What is expected: Read the material below. Count the lines containing "биелэх" and give that count alone.

====== Provided entries ======

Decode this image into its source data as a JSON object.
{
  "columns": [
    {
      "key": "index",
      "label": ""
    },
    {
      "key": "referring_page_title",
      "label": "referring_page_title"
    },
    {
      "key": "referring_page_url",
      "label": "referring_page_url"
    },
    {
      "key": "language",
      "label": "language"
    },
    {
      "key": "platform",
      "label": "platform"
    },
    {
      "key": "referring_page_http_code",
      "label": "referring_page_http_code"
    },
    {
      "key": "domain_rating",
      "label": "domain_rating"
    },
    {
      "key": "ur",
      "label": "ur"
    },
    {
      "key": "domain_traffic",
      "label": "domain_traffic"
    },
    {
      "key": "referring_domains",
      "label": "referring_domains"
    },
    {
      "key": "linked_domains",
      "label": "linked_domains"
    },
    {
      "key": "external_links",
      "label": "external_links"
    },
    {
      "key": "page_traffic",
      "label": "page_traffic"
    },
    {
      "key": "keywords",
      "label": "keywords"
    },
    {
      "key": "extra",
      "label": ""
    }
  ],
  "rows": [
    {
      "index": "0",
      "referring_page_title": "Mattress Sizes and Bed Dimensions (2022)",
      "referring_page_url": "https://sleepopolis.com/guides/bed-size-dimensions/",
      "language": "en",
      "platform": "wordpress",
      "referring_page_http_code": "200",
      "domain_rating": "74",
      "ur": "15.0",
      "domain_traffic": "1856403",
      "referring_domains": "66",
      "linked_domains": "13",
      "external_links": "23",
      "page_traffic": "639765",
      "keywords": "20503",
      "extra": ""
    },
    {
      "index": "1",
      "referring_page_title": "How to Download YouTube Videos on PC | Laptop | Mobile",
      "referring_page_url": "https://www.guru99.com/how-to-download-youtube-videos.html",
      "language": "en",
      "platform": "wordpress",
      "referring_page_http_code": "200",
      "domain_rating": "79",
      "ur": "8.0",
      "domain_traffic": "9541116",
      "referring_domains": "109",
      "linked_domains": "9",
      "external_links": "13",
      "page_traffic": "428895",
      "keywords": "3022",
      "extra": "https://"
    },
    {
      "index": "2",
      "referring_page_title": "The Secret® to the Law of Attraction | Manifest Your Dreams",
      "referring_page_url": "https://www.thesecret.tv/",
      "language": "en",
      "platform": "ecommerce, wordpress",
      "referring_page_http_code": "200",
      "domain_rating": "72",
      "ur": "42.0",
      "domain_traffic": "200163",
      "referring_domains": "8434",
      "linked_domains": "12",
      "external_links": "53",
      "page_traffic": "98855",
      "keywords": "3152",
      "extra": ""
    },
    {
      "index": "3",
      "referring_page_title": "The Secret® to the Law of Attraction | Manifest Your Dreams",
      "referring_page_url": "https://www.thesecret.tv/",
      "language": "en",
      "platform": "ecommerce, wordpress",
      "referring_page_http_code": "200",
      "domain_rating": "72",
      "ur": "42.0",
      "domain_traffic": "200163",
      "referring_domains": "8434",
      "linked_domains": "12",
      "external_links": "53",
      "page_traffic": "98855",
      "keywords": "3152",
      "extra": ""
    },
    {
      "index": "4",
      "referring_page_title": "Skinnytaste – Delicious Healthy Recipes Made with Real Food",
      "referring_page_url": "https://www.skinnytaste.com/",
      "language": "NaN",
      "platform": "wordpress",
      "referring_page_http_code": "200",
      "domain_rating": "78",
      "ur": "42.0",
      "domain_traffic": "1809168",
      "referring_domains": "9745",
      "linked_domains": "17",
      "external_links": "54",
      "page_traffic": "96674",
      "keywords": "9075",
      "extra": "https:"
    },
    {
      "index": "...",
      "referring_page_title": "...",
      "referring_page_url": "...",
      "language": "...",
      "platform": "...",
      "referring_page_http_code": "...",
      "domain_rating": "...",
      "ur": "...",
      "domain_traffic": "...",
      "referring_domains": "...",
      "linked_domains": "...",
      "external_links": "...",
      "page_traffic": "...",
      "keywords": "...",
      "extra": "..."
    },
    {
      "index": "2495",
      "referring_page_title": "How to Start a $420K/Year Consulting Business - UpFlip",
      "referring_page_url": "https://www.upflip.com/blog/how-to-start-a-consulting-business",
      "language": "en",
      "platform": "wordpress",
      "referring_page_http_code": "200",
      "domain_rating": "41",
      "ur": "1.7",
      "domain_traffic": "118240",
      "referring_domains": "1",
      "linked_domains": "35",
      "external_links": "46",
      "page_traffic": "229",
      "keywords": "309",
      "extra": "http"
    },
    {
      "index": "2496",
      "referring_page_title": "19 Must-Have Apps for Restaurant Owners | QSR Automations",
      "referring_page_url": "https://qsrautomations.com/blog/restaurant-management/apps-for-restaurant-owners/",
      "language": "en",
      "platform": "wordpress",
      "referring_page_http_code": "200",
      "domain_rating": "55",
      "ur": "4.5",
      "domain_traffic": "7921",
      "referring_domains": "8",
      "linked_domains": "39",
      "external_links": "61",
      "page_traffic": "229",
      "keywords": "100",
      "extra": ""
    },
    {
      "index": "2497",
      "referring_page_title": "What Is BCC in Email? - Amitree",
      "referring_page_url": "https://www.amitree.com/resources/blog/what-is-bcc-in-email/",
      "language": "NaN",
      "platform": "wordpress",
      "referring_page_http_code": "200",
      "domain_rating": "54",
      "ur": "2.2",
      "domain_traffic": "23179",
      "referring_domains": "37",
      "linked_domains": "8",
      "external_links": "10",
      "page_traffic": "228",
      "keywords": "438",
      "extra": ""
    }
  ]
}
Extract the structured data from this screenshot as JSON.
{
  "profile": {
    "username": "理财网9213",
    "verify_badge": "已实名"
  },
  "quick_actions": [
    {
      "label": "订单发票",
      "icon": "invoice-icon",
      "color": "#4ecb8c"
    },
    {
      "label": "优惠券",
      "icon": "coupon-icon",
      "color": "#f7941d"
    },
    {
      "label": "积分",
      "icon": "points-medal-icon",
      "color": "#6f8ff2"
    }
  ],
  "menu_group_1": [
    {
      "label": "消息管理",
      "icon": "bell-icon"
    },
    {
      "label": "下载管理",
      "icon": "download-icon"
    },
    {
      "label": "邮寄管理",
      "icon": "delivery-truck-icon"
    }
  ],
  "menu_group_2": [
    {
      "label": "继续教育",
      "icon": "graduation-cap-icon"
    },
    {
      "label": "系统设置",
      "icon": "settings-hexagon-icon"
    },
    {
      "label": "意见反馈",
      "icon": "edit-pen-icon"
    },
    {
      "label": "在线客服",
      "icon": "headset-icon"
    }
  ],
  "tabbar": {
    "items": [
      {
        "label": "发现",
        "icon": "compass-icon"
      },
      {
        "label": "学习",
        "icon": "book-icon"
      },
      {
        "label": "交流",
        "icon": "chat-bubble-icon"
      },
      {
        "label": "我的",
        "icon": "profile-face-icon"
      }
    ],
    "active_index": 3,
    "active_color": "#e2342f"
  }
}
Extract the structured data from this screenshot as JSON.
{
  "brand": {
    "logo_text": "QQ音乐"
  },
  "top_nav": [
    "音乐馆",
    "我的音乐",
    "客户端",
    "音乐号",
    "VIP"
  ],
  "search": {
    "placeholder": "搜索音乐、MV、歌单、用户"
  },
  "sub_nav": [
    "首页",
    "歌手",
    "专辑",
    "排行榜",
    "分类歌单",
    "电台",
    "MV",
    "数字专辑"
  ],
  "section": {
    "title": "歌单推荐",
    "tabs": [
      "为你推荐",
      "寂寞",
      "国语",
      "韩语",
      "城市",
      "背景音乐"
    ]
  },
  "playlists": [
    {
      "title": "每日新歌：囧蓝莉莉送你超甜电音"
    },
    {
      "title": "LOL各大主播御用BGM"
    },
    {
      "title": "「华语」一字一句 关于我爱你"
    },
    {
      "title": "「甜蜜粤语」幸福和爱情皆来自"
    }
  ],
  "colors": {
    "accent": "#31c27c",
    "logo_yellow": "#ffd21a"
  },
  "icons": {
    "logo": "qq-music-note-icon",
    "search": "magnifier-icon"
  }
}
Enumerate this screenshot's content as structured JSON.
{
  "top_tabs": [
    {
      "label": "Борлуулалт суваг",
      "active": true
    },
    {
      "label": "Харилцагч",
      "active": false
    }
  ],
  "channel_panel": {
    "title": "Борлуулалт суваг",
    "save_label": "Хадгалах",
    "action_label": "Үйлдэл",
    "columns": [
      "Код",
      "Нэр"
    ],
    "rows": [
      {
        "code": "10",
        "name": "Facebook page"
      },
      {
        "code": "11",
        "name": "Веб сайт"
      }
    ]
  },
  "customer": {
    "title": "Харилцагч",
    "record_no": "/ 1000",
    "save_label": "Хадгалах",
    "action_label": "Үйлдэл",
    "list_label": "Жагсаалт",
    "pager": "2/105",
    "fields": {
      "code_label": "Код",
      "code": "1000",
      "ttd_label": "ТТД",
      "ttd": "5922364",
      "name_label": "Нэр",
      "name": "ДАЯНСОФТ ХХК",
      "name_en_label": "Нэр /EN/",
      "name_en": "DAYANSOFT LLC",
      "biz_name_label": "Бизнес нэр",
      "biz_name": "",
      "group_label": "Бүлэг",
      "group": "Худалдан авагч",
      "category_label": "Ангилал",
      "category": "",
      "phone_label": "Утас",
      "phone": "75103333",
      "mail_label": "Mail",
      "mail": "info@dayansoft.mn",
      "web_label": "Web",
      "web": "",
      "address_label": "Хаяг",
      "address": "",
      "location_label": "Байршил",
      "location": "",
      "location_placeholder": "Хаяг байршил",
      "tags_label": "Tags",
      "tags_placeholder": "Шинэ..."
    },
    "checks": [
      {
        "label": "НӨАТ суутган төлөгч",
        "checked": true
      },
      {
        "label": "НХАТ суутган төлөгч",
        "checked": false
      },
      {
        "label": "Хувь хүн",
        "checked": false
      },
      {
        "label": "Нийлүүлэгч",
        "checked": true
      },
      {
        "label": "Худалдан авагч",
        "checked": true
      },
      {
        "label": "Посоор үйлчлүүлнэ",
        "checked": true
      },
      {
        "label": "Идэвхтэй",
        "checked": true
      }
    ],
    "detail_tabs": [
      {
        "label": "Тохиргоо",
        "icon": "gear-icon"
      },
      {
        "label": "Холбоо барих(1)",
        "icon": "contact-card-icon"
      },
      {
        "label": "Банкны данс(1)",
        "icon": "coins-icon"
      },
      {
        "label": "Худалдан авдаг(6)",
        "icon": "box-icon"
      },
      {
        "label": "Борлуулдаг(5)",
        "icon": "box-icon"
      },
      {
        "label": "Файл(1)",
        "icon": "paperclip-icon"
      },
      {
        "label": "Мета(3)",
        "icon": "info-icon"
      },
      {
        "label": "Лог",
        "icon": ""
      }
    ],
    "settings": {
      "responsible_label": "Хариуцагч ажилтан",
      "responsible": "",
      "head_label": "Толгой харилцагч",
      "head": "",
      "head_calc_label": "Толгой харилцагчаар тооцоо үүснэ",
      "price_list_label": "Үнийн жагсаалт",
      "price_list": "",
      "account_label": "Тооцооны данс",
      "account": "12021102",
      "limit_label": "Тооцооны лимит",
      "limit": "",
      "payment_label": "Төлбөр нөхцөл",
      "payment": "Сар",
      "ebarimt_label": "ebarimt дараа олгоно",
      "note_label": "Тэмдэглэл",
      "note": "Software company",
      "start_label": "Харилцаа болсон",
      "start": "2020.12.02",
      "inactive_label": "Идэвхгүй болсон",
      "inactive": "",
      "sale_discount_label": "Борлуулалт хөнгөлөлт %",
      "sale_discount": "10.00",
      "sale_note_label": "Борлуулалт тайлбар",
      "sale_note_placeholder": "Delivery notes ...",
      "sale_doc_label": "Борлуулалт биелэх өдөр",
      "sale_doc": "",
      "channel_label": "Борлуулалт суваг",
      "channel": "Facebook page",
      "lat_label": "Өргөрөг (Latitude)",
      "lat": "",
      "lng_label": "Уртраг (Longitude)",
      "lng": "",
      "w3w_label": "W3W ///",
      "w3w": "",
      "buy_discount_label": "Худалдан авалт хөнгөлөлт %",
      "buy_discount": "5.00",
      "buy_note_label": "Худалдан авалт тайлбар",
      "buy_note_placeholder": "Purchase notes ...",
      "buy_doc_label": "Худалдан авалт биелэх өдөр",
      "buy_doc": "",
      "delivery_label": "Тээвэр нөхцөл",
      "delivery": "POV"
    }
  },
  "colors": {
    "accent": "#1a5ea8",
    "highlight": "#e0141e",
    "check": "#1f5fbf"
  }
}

======

The answer: 2